● CHALLENGE
From the listing below, pull out the lines that hold "bottom".

● RECORDS FOR THE EXERCISE
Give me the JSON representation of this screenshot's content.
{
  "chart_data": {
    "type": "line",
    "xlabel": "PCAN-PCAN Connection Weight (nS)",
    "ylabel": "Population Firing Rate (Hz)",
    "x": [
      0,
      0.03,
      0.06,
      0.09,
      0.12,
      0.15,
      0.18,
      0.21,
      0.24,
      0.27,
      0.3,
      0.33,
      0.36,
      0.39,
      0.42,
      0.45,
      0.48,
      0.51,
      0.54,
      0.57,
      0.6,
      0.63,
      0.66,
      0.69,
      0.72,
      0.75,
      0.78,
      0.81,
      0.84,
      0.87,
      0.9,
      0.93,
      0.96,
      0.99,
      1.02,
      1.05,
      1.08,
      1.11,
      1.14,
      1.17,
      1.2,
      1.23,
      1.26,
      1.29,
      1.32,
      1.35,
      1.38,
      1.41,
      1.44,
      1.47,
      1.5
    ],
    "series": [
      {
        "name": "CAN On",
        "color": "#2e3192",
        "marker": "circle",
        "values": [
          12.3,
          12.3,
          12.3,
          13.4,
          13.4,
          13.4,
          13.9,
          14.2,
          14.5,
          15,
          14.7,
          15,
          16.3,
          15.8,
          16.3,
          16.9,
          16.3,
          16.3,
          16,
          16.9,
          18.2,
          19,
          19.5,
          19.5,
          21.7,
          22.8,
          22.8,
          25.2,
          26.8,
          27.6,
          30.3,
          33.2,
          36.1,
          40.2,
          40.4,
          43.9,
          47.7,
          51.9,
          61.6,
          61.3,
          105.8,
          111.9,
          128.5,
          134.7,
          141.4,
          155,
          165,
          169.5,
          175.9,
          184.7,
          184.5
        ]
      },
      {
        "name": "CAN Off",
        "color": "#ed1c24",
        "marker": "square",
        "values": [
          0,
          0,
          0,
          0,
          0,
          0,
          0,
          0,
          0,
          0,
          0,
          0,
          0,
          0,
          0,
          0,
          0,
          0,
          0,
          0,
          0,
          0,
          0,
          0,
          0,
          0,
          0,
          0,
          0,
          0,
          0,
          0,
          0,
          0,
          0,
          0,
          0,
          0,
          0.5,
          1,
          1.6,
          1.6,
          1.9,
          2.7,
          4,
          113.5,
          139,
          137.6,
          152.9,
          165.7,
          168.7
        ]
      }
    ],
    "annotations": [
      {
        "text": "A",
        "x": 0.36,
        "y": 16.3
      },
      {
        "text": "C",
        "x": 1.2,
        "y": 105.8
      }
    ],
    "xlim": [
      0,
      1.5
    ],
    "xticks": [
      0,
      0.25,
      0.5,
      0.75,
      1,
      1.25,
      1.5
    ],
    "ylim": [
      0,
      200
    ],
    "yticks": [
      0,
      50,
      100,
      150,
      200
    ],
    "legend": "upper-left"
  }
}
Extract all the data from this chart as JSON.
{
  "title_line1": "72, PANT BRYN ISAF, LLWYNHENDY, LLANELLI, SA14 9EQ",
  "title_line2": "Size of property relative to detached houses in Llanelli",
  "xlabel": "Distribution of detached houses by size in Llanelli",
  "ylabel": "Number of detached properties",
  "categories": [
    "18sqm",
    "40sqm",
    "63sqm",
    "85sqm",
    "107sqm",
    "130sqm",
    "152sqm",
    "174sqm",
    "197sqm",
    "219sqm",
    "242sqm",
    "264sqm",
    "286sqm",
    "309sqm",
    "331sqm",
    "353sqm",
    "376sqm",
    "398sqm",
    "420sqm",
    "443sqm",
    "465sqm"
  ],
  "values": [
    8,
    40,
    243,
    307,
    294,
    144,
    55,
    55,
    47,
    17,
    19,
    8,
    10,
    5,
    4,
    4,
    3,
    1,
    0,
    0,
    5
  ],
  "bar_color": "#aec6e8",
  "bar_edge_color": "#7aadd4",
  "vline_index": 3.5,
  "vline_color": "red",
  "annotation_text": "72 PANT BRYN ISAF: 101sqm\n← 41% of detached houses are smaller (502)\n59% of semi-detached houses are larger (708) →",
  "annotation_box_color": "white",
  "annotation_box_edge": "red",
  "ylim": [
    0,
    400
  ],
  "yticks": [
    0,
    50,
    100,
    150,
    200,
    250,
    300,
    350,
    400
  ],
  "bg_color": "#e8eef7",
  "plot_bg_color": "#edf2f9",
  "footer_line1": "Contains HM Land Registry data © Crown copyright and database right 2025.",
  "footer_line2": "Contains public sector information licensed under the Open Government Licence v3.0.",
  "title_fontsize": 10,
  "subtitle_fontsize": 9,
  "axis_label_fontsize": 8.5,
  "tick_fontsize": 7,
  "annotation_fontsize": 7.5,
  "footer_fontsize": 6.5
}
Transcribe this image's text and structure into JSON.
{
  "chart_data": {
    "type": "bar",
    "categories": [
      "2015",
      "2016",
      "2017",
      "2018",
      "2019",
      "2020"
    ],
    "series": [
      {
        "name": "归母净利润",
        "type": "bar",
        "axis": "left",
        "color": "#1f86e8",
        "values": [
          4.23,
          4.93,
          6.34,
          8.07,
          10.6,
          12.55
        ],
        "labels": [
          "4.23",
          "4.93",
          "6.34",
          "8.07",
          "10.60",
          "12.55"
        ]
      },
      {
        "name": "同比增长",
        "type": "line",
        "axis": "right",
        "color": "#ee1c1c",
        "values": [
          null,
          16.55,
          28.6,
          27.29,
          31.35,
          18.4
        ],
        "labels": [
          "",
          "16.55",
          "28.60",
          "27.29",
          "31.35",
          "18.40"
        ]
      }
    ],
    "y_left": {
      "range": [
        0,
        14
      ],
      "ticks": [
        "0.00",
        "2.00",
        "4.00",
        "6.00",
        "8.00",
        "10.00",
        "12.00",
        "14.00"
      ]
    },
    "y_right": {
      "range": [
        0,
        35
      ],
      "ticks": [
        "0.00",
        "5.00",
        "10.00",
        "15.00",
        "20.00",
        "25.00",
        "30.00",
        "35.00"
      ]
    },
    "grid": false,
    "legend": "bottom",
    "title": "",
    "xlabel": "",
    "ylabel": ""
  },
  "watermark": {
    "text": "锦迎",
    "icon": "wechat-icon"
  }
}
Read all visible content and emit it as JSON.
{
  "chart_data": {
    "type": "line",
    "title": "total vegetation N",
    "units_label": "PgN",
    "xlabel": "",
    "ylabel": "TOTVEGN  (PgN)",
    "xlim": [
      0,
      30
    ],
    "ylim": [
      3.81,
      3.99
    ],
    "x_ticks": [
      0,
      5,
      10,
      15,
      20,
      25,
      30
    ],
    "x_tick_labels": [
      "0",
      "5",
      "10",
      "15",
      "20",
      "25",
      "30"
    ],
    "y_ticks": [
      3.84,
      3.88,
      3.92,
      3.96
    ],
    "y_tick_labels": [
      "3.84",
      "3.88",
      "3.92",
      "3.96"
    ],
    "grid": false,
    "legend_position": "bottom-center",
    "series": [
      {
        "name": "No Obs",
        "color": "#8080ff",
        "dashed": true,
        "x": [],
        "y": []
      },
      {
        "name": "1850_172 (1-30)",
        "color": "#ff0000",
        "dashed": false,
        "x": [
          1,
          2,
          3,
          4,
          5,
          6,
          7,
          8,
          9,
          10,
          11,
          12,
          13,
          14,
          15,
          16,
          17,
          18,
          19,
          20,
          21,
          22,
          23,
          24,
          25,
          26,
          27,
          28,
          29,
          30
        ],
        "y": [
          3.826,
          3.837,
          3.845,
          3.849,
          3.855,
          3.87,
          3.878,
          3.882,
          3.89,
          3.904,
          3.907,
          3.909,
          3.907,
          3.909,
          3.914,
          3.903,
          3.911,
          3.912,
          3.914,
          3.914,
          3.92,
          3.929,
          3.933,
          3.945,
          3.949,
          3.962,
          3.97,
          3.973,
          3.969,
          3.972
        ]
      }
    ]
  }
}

● REPLY
    "legend": "bottom",
    "legend_position": "bottom-center",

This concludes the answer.